WRITTEN EXERCISE -> Read the lines that follow and tally those with the word "PAPER"; give the number and nothing else.

-- start of MATERIALS PROVIDED --

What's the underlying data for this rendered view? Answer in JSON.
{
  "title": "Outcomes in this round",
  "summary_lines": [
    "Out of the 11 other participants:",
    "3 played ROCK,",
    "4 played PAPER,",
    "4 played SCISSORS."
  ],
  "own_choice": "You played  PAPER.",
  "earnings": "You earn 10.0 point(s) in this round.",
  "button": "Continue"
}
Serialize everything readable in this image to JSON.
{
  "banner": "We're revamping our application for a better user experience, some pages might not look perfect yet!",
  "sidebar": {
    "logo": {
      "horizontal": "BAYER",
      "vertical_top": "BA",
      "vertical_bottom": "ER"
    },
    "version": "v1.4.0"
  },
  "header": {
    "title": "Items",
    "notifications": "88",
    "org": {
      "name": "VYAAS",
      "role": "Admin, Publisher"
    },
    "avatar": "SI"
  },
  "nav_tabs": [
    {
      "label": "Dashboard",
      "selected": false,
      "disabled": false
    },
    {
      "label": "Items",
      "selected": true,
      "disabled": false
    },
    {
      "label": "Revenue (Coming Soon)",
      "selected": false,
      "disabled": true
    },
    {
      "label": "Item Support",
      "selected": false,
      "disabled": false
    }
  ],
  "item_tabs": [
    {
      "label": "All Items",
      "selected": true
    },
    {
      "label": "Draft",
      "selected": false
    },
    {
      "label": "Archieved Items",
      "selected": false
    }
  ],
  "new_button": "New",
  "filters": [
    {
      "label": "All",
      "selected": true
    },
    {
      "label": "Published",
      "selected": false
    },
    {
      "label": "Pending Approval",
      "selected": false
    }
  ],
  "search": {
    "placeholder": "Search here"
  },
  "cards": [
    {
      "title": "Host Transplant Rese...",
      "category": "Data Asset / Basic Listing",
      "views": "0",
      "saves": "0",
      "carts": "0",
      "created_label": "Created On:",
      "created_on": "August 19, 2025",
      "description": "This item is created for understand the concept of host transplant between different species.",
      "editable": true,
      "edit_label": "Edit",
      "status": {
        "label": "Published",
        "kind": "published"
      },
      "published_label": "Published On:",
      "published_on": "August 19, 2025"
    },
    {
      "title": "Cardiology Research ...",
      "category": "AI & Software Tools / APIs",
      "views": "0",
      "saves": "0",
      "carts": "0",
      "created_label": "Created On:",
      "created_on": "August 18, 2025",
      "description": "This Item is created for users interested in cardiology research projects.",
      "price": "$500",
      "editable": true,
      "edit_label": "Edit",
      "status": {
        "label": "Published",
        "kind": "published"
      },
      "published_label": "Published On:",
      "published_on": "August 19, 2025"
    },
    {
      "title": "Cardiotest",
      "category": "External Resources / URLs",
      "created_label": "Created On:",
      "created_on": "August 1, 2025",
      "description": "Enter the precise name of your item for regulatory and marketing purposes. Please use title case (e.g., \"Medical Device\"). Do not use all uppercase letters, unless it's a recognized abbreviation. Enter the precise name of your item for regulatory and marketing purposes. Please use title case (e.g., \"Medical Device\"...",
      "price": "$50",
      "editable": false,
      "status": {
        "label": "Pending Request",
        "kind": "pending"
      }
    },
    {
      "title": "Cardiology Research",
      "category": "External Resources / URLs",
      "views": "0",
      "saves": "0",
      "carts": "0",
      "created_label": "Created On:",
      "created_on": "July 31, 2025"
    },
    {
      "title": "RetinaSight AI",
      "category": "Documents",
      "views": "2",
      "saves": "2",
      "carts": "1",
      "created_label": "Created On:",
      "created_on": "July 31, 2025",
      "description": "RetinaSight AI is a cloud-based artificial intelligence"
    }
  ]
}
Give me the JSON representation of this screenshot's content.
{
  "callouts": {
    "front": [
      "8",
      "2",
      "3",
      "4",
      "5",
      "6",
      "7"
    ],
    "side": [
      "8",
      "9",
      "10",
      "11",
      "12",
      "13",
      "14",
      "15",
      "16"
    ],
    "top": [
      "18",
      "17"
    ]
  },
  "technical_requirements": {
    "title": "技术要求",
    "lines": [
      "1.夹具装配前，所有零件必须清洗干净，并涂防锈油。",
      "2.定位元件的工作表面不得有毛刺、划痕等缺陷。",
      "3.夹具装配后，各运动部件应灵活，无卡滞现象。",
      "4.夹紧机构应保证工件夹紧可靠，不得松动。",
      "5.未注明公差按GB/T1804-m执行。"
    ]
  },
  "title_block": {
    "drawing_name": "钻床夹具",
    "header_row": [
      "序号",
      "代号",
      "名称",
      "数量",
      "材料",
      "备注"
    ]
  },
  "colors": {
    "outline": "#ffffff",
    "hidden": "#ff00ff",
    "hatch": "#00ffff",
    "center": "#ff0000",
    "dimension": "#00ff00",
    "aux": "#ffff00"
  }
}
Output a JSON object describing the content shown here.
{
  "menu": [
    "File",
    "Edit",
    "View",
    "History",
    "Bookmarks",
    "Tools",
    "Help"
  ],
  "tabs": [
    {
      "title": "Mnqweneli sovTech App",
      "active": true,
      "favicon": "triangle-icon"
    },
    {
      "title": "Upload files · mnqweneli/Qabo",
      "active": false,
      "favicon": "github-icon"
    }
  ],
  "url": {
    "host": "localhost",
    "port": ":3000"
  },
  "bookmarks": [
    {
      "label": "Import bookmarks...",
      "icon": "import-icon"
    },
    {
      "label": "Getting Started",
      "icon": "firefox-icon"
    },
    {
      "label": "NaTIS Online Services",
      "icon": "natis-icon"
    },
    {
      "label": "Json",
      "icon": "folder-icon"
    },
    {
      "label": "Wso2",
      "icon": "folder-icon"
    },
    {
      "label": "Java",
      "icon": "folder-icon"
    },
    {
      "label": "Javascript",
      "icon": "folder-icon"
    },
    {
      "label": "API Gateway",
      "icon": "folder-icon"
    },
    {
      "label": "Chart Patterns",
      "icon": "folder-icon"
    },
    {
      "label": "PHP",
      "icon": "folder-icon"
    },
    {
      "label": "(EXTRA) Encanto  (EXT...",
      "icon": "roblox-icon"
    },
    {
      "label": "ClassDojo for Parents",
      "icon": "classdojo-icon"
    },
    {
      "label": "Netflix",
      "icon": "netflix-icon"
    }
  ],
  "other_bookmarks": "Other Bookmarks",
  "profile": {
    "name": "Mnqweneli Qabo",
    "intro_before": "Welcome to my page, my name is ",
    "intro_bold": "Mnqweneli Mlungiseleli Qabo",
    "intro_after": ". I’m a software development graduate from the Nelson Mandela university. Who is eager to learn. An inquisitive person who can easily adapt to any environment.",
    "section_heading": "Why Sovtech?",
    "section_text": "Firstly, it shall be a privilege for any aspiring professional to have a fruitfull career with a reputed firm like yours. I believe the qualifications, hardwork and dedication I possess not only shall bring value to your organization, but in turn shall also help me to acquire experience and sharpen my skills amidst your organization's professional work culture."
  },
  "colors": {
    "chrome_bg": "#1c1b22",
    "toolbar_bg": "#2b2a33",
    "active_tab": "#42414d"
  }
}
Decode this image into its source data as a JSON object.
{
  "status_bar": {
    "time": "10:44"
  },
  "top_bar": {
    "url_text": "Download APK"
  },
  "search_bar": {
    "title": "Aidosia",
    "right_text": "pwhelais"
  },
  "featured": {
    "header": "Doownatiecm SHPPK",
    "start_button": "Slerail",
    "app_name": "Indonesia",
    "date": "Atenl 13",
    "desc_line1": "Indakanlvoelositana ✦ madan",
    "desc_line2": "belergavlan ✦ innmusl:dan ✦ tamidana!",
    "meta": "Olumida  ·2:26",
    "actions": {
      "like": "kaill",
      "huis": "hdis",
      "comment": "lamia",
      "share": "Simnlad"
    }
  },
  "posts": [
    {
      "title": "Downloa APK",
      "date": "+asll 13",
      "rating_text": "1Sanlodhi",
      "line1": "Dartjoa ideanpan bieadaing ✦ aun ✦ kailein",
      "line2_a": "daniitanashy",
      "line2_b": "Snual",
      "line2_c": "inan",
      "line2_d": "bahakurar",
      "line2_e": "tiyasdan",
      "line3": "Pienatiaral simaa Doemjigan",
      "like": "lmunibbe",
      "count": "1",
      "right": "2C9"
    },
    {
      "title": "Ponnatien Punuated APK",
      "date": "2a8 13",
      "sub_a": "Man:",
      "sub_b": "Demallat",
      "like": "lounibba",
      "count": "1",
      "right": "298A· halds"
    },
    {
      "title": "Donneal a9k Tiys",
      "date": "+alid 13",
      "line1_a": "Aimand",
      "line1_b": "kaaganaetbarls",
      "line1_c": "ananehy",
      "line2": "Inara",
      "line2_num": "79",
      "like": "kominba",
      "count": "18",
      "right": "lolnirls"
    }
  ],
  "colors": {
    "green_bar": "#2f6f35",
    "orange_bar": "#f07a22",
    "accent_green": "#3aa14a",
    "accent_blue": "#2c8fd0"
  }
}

-- end of MATERIALS PROVIDED --

TASK OUTPUT -> 2